Copy out every line that contains "marker".
* Begin Input material *
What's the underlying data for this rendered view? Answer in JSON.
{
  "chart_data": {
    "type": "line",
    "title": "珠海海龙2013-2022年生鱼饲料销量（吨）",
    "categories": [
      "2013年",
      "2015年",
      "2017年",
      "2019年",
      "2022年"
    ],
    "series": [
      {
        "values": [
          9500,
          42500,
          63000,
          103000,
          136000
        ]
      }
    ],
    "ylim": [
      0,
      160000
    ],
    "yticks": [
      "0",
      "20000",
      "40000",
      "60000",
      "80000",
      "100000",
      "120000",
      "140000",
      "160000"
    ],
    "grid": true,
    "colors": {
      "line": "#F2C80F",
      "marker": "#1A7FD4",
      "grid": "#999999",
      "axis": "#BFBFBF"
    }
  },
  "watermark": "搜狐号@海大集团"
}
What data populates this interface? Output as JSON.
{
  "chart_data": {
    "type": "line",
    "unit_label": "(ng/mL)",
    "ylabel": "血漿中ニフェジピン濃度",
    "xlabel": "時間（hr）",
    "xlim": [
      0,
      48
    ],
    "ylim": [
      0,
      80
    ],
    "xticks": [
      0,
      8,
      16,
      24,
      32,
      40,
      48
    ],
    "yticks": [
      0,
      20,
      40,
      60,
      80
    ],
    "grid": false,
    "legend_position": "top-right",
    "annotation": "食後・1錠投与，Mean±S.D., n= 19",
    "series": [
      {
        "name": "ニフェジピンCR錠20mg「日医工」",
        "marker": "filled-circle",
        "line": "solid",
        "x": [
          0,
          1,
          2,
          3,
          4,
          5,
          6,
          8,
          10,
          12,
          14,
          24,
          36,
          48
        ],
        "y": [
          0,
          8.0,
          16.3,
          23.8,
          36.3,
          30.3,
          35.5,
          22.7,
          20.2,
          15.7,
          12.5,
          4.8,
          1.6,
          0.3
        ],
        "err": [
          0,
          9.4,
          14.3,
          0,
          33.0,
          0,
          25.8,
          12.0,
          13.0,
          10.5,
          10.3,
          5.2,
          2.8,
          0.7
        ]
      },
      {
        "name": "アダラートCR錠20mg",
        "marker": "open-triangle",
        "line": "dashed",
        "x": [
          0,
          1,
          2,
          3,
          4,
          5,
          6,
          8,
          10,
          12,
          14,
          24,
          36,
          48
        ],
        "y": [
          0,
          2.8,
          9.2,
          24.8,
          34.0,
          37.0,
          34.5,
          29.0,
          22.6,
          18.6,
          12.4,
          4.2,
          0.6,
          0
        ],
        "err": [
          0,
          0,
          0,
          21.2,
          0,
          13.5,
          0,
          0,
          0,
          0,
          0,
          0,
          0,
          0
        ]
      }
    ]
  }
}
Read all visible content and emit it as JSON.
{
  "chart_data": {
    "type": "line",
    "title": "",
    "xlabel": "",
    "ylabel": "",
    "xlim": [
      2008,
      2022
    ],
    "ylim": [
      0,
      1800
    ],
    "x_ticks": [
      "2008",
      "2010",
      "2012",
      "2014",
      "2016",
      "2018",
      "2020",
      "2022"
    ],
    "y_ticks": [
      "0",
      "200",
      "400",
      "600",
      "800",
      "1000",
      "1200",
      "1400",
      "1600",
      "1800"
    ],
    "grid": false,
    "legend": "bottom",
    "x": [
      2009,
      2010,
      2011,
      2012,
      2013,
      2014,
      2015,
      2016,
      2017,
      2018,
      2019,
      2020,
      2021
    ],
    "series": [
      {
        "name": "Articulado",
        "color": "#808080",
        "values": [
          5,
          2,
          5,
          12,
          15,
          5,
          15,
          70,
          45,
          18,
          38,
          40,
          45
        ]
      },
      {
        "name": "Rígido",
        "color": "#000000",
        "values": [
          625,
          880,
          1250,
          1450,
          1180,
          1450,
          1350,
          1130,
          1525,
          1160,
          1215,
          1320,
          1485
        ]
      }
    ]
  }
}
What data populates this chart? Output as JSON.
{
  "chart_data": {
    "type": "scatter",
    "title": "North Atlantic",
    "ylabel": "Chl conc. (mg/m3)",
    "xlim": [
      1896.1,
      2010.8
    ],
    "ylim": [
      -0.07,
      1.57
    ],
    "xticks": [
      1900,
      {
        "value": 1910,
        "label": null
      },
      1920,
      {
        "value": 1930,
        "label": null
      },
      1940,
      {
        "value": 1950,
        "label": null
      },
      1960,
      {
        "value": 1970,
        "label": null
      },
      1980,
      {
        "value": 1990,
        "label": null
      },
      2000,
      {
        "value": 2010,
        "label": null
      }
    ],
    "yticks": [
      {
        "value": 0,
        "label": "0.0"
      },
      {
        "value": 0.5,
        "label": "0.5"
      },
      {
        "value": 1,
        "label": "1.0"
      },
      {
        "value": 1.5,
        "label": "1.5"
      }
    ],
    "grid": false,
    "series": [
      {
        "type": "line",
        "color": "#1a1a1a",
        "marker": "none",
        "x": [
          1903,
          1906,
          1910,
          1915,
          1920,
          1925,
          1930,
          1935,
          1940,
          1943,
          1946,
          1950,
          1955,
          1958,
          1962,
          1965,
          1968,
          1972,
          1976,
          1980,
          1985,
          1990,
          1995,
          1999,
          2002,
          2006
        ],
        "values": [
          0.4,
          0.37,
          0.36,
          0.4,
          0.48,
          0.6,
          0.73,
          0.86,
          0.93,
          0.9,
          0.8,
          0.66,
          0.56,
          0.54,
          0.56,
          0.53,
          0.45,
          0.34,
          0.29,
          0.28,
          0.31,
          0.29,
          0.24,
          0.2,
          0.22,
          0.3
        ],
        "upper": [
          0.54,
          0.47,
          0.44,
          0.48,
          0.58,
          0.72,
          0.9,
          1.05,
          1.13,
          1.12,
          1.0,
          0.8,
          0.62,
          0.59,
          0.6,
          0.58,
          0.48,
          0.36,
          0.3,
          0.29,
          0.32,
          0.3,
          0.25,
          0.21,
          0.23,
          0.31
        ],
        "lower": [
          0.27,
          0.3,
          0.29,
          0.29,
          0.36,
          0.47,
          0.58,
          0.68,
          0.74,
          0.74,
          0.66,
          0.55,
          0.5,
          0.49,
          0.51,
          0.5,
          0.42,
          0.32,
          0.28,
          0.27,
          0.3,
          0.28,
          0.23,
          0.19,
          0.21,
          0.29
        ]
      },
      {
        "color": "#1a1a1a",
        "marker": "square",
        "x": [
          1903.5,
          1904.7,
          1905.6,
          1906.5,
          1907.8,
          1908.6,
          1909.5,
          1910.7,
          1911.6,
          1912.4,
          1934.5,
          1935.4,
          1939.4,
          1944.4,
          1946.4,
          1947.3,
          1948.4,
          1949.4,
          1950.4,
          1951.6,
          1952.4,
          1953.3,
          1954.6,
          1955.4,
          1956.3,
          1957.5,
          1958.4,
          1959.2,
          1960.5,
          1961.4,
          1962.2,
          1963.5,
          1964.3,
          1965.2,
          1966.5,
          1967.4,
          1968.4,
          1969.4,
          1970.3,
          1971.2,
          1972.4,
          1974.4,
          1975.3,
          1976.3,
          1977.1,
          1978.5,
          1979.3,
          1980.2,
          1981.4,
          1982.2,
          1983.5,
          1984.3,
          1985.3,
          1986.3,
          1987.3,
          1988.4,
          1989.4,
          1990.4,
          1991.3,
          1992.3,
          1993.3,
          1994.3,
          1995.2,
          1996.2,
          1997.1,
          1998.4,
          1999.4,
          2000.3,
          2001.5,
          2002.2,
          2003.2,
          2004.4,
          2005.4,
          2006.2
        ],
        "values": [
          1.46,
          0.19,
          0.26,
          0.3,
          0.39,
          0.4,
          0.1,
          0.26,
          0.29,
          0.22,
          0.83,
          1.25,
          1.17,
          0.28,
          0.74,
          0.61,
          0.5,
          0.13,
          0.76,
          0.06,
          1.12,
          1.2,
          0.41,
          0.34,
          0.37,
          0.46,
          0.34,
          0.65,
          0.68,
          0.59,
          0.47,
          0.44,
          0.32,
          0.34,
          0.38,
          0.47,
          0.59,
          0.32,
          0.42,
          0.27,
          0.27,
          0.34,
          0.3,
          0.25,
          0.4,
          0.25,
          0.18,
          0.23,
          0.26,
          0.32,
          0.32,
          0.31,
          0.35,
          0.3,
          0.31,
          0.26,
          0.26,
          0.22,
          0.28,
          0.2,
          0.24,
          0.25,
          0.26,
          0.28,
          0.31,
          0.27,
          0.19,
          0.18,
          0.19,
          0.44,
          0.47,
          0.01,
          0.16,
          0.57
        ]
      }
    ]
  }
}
* End Input material *
=== Answer in full ===
      "marker": "#1A7FD4",
        "marker": "filled-circle",
        "marker": "open-triangle",
        "marker": "none",
        "marker": "square",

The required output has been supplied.